PROBLEM STATEMENT | Filter the records below for the word "this". Copy each line that holds it.

RECORDS TO PROCESS |
• • •

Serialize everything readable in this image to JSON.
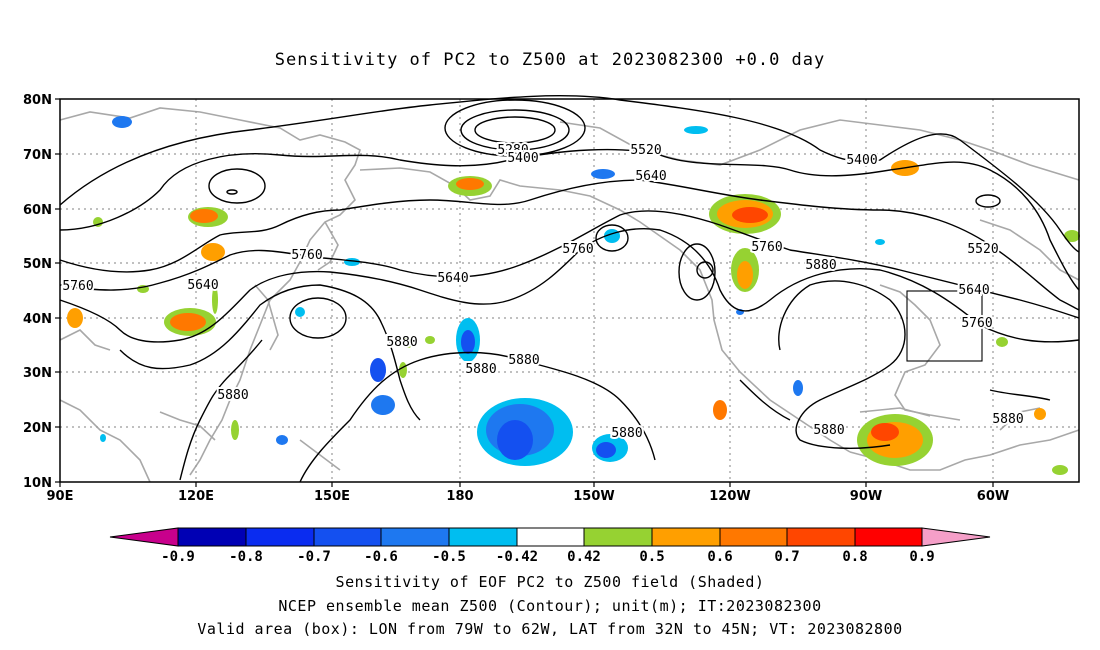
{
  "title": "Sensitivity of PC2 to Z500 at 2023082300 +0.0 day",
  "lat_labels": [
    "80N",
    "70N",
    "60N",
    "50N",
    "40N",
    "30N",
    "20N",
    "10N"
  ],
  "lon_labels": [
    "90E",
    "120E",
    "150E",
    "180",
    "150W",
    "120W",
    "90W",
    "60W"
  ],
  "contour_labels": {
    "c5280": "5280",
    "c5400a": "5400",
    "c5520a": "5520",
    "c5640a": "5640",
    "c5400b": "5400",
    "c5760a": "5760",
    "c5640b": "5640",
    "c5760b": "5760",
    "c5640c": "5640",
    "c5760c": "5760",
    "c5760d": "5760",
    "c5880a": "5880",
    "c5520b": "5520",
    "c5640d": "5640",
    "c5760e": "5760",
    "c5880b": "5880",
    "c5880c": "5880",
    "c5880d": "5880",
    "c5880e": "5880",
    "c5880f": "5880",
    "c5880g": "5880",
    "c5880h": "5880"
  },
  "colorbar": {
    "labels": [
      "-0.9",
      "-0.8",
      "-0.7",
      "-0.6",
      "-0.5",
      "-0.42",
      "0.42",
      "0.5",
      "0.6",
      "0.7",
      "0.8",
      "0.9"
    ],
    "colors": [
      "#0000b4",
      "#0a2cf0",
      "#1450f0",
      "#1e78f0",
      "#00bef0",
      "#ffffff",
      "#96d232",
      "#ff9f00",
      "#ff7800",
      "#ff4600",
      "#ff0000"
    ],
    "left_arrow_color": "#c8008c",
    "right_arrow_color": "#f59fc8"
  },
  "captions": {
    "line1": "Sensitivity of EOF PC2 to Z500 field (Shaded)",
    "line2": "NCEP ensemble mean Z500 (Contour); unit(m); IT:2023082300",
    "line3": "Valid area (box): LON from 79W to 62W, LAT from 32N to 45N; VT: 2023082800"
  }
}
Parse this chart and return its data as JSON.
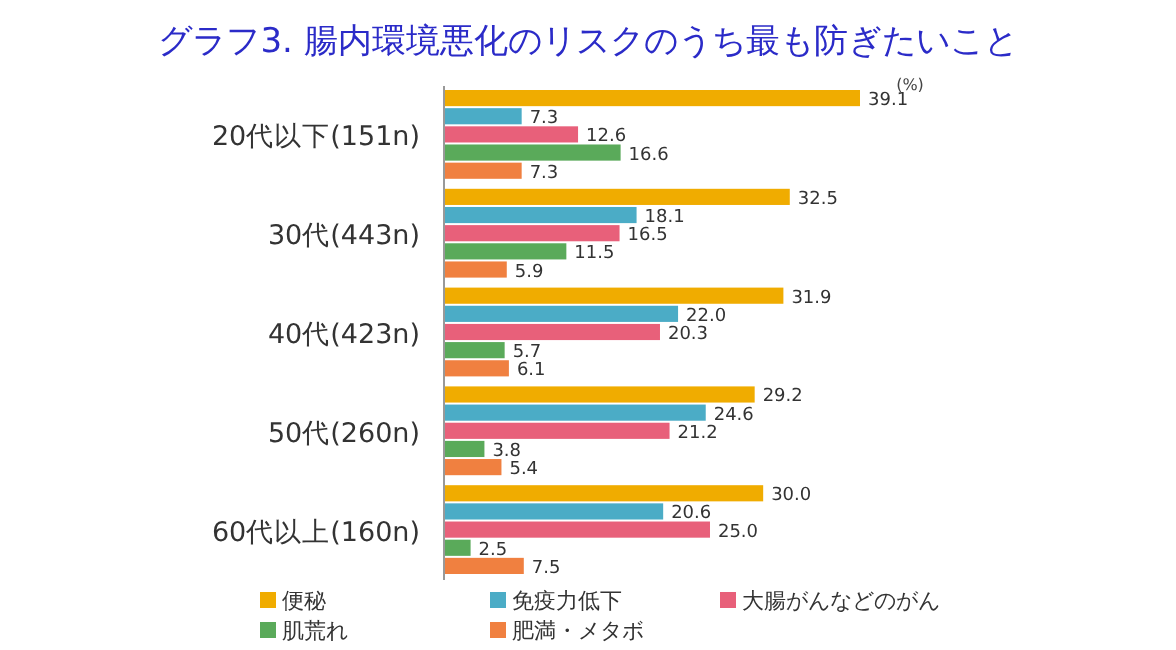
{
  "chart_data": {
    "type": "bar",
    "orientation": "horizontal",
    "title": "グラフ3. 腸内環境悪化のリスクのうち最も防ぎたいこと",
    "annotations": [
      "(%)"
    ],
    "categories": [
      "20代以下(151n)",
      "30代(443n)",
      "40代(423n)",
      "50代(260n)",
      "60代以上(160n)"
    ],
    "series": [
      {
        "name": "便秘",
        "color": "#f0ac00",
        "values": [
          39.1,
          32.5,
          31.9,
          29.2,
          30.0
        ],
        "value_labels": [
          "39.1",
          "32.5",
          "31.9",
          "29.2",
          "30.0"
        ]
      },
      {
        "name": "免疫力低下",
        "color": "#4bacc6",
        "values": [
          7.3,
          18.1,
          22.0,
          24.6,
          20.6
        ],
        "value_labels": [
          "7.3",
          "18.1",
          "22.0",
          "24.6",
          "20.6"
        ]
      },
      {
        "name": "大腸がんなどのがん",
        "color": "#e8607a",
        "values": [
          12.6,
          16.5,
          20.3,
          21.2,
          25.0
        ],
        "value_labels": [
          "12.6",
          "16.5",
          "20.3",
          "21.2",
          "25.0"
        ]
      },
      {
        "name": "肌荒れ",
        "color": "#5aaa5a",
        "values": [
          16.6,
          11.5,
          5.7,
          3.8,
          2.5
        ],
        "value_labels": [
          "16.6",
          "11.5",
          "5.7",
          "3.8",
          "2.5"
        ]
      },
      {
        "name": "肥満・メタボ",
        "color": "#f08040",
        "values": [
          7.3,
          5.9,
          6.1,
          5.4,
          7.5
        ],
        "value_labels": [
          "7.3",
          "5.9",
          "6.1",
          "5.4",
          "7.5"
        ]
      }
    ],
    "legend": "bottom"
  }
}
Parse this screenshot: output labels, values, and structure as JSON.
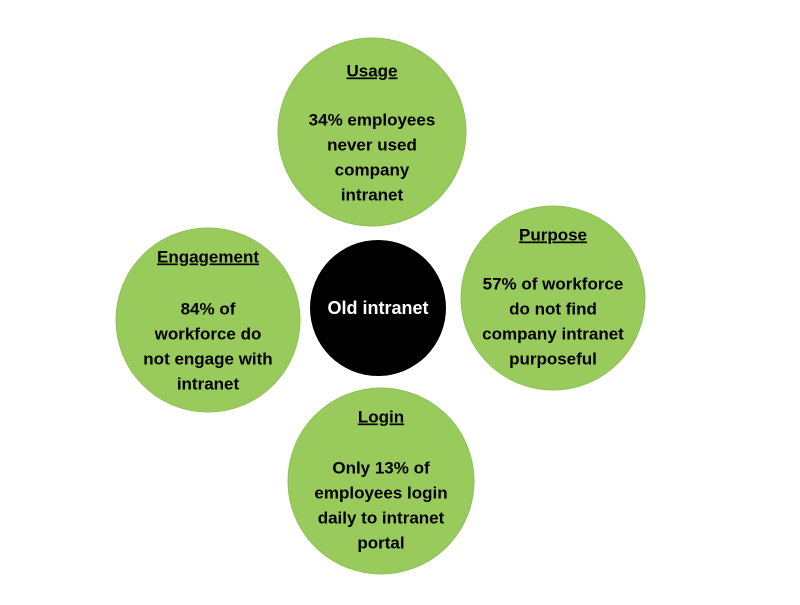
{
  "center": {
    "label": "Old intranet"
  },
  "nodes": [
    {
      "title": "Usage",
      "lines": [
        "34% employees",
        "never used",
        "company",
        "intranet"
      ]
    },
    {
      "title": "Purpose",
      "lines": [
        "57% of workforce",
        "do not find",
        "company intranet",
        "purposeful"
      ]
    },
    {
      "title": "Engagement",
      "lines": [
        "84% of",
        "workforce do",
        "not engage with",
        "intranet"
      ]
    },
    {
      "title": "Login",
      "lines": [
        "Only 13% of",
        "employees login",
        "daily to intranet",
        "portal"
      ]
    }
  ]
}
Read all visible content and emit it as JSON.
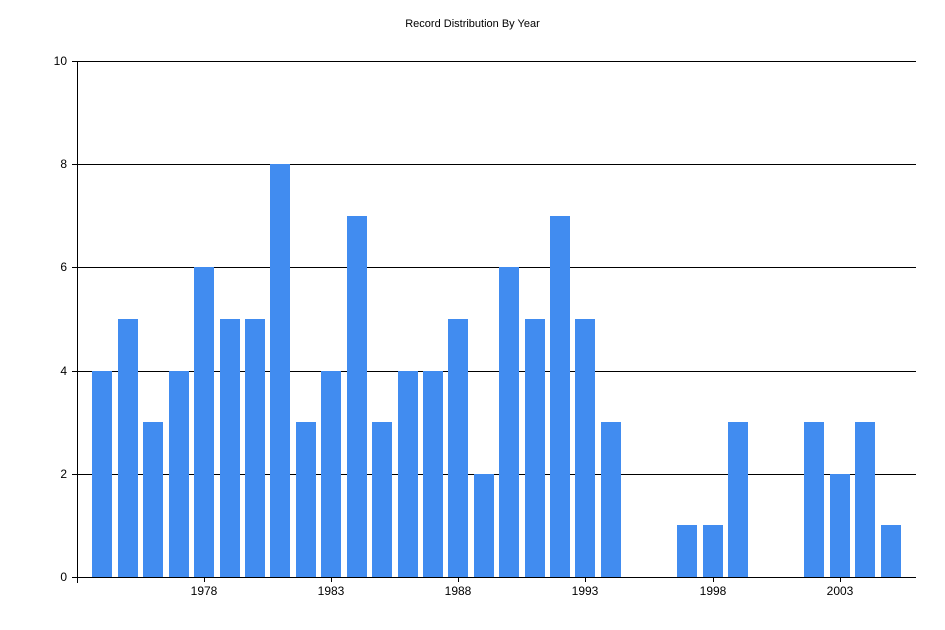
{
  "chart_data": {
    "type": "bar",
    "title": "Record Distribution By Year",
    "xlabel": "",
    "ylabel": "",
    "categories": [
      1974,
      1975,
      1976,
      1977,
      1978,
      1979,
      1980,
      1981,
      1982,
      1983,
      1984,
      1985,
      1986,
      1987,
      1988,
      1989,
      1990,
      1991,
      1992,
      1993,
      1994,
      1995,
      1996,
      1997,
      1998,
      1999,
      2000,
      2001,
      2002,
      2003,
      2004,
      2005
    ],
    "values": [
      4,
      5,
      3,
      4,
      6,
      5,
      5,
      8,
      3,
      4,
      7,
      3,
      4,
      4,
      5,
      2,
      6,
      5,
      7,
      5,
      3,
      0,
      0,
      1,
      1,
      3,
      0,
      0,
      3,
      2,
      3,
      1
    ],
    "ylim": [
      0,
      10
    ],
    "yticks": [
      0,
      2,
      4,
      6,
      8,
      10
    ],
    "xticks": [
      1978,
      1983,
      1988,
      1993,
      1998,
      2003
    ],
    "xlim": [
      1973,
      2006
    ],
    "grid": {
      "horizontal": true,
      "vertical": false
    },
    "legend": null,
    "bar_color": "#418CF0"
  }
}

• • •

THE OUTPUT |
Serialize everything readable in this image to JSON.
Parse this chart and return its data as JSON.
Parse this screenshot: output labels, values, and structure as JSON.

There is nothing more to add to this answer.